PROMPT: Report the number of lines that include "Global", with no additional text.

— START EXERCISE MATERIALS —

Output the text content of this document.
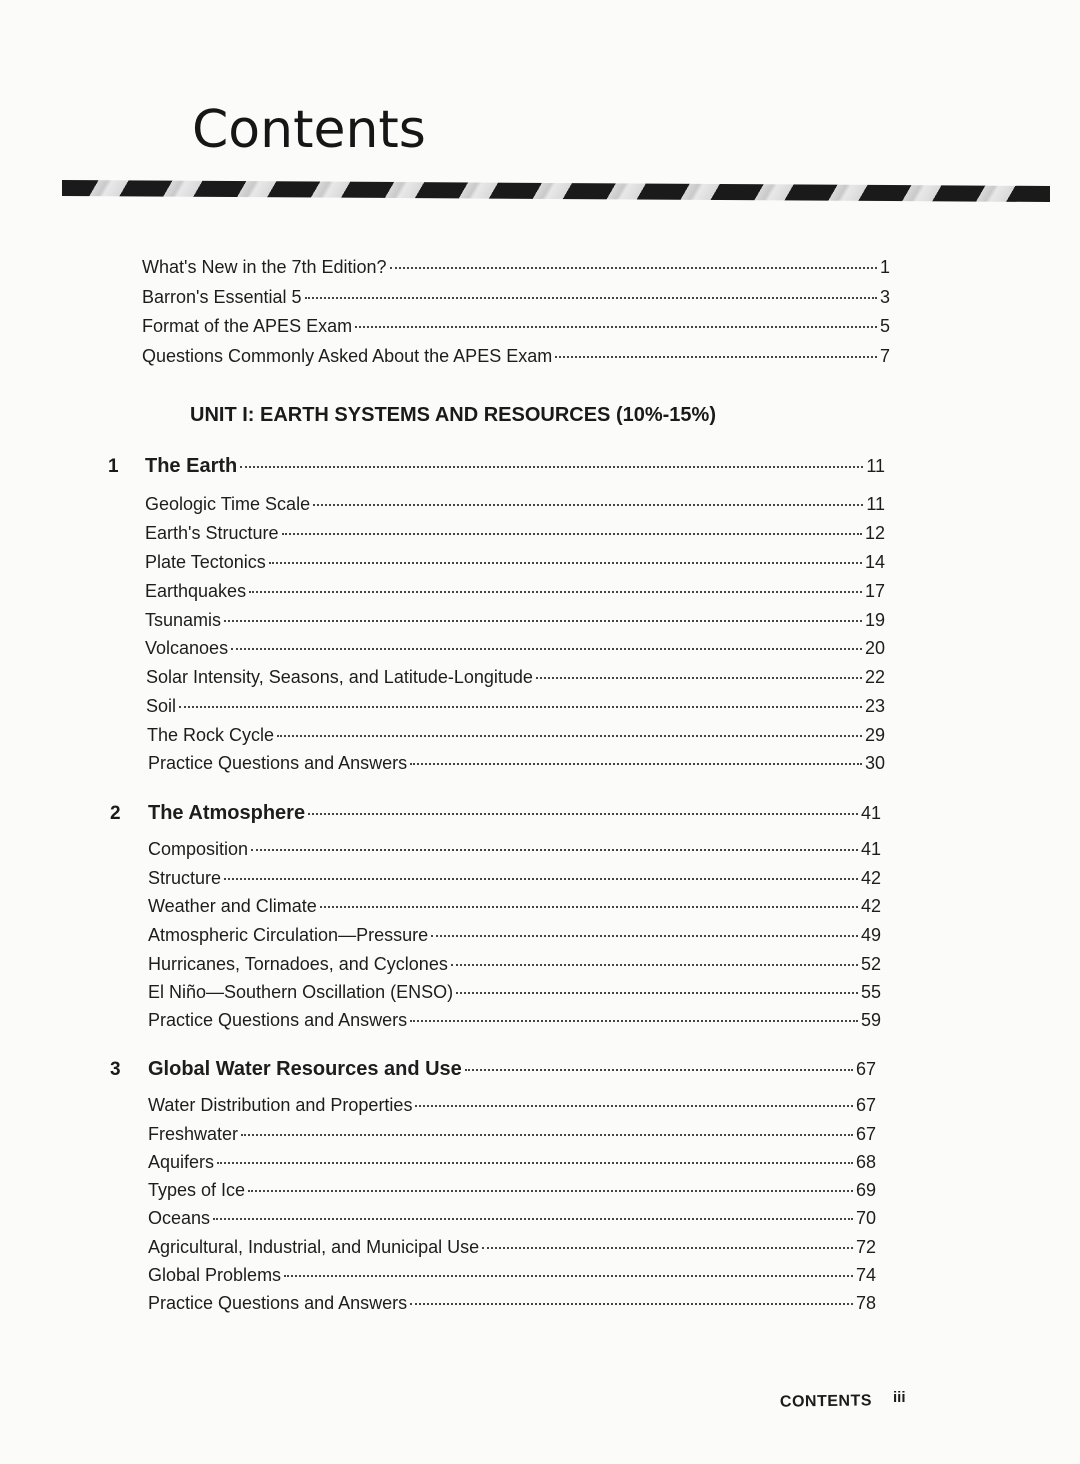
Contents
What's New in the 7th Edition?	1
Barron's Essential 5	3
Format of the APES Exam	5
Questions Commonly Asked About the APES Exam	7
UNIT I: EARTH SYSTEMS AND RESOURCES (10%-15%)
1 The Earth	11
Geologic Time Scale	11
Earth's Structure	12
Plate Tectonics	14
Earthquakes	17
Tsunamis	19
Volcanoes	20
Solar Intensity, Seasons, and Latitude-Longitude	22
Soil	23
The Rock Cycle	29
Practice Questions and Answers	30
2 The Atmosphere	41
Composition	41
Structure	42
Weather and Climate	42
Atmospheric Circulation—Pressure	49
Hurricanes, Tornadoes, and Cyclones	52
El Niño—Southern Oscillation (ENSO)	55
Practice Questions and Answers	59
3 Global Water Resources and Use	67
Water Distribution and Properties	67
Freshwater	67
Aquifers	68
Types of Ice	69
Oceans	70
Agricultural, Industrial, and Municipal Use	72
Global Problems	74
Practice Questions and Answers	78
CONTENTS iii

— END EXERCISE MATERIALS —

RIGHT ANSWER: 2